> [SET EXERCISE]:
Pull out from the material below all lines with "However".

> [Extracted data entries]:
○ ○ ○ ○ ○
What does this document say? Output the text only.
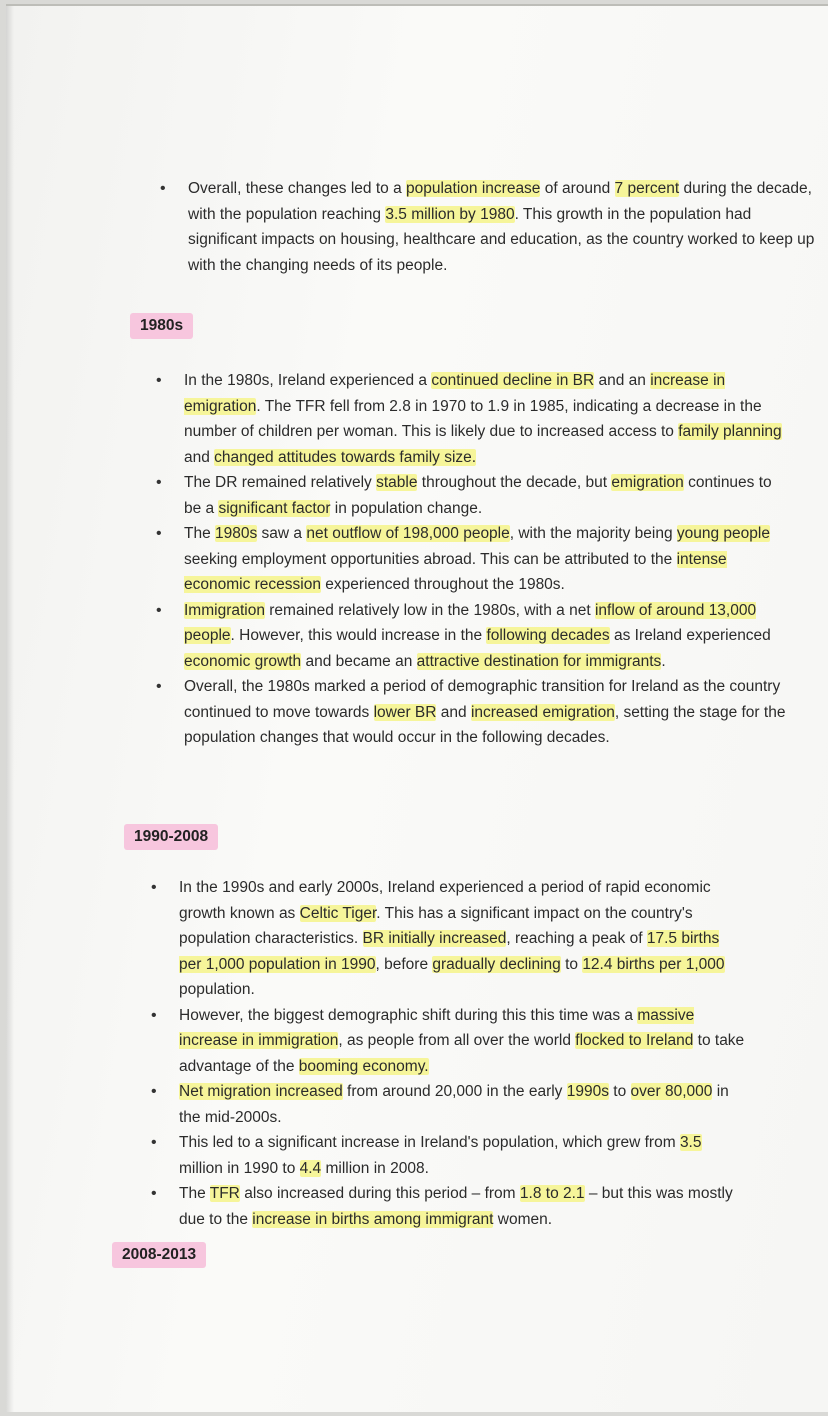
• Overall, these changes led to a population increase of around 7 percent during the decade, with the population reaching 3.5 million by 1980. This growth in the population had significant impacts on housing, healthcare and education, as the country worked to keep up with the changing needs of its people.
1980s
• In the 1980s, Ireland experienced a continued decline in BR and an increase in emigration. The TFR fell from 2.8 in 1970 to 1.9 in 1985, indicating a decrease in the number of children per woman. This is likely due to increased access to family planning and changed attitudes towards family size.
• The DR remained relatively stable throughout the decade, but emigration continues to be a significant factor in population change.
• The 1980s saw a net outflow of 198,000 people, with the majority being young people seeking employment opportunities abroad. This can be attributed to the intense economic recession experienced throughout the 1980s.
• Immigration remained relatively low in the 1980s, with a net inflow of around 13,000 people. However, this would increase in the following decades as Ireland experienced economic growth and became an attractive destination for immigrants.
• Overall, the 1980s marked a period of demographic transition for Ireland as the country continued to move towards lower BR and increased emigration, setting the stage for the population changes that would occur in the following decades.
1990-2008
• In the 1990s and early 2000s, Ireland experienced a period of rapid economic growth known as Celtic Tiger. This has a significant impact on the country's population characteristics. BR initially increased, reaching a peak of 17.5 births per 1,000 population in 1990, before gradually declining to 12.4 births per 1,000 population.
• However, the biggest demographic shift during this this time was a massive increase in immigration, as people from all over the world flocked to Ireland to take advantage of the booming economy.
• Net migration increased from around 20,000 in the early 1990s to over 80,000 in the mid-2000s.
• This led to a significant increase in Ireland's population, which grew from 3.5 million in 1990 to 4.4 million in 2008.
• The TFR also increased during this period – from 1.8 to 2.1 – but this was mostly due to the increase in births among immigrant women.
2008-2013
○ ○ ○ ○ ○
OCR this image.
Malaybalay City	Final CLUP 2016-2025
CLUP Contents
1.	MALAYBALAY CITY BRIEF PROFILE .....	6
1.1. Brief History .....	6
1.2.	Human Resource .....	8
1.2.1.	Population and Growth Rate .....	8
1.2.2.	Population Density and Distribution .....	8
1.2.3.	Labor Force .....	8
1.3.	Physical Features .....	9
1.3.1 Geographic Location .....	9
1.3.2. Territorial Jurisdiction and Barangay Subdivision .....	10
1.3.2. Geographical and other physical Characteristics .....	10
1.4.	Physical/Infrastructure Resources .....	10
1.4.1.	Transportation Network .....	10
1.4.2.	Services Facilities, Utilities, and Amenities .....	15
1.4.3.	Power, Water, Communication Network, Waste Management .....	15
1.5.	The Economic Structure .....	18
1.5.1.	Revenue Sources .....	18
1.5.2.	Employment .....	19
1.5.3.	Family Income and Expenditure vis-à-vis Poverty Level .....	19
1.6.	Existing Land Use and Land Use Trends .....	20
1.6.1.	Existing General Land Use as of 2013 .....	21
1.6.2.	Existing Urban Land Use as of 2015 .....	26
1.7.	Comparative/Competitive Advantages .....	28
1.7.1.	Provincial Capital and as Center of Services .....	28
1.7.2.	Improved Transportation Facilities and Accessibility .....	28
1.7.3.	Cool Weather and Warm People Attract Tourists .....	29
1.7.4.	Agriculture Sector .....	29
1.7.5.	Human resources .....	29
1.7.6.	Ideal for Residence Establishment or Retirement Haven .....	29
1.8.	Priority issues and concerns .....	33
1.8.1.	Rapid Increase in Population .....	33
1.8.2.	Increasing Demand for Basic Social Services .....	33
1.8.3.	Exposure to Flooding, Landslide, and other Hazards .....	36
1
○ ○ ○ ○ ○
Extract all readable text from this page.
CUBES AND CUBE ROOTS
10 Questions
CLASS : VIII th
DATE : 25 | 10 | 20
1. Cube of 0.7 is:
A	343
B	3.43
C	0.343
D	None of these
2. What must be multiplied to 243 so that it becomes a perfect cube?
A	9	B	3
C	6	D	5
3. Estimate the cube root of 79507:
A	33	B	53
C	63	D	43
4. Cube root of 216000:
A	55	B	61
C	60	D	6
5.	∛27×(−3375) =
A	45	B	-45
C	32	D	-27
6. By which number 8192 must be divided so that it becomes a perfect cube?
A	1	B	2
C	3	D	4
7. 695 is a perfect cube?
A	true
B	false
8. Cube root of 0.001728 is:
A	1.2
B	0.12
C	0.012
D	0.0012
○ ○ ○ ○ ○
> [SOLUTION BELOW]:
• Immigration remained relatively low in the 1980s, with a net inflow of around 13,000 people. However, this would increase in the following decades as Ireland experienced economic growth and became an attractive destination for immigrants.
• However, the biggest demographic shift during this this time was a massive increase in immigration, as people from all over the world flocked to Ireland to take advantage of the booming economy.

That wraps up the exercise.